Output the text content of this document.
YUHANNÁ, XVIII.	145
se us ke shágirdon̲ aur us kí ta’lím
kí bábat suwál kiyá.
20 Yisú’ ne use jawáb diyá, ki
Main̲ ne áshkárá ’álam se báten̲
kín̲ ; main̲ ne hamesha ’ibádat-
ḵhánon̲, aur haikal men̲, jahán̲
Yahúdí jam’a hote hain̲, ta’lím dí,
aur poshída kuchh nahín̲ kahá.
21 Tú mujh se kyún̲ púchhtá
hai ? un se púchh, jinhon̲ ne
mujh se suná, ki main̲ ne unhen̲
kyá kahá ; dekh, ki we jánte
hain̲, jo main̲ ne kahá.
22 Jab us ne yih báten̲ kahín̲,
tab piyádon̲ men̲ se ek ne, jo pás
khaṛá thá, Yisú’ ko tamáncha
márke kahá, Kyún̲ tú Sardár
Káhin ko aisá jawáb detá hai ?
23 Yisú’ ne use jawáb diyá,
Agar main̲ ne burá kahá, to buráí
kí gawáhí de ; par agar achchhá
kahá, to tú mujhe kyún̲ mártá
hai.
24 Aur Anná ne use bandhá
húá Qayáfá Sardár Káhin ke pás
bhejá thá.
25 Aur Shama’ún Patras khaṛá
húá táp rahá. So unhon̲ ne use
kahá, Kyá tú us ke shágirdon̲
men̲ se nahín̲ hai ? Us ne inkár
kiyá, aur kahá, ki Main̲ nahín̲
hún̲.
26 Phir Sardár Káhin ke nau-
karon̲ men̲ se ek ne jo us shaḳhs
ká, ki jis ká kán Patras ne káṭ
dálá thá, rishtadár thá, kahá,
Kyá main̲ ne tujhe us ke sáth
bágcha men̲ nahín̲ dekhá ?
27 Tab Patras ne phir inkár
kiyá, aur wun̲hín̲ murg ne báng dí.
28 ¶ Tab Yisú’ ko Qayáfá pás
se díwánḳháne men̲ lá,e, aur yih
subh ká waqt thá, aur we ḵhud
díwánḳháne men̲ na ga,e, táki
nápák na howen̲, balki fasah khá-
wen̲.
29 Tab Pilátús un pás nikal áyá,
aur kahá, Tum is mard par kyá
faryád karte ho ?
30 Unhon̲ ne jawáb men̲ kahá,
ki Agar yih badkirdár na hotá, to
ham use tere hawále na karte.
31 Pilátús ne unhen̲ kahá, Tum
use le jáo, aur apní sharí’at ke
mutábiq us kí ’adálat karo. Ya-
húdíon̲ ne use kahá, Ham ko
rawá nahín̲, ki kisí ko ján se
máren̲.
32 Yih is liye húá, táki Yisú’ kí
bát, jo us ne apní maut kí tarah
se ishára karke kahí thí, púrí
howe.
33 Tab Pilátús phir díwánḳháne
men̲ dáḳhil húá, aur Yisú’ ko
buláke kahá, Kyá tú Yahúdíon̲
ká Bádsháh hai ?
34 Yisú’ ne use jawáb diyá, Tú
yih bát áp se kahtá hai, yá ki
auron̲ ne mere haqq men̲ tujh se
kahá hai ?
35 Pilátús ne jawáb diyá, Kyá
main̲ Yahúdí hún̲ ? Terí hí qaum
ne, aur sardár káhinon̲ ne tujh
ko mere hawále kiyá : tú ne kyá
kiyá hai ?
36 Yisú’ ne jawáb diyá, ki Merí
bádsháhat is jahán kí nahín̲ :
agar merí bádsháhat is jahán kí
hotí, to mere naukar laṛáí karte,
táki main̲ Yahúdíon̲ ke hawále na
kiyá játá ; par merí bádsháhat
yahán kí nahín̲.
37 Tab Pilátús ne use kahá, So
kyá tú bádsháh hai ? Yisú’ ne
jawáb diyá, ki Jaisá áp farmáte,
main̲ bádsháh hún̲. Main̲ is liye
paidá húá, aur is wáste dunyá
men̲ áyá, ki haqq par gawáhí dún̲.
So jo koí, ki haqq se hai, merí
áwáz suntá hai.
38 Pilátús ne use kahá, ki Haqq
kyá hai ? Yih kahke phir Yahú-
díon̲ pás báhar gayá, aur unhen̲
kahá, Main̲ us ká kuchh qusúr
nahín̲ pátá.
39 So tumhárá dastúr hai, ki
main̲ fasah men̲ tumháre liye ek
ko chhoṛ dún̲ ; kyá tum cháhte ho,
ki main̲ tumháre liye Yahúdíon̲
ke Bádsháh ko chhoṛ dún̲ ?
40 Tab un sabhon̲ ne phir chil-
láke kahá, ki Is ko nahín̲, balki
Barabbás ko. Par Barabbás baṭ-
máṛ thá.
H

**********

■ **Exercise objective**
Return every line in the listing that contains the word "Patras".

■ **The answer**
25 Aur Shama’ún Patras khaṛá
ká, ki jis ká kán Patras ne káṭ
27 Tab Patras ne phir inkár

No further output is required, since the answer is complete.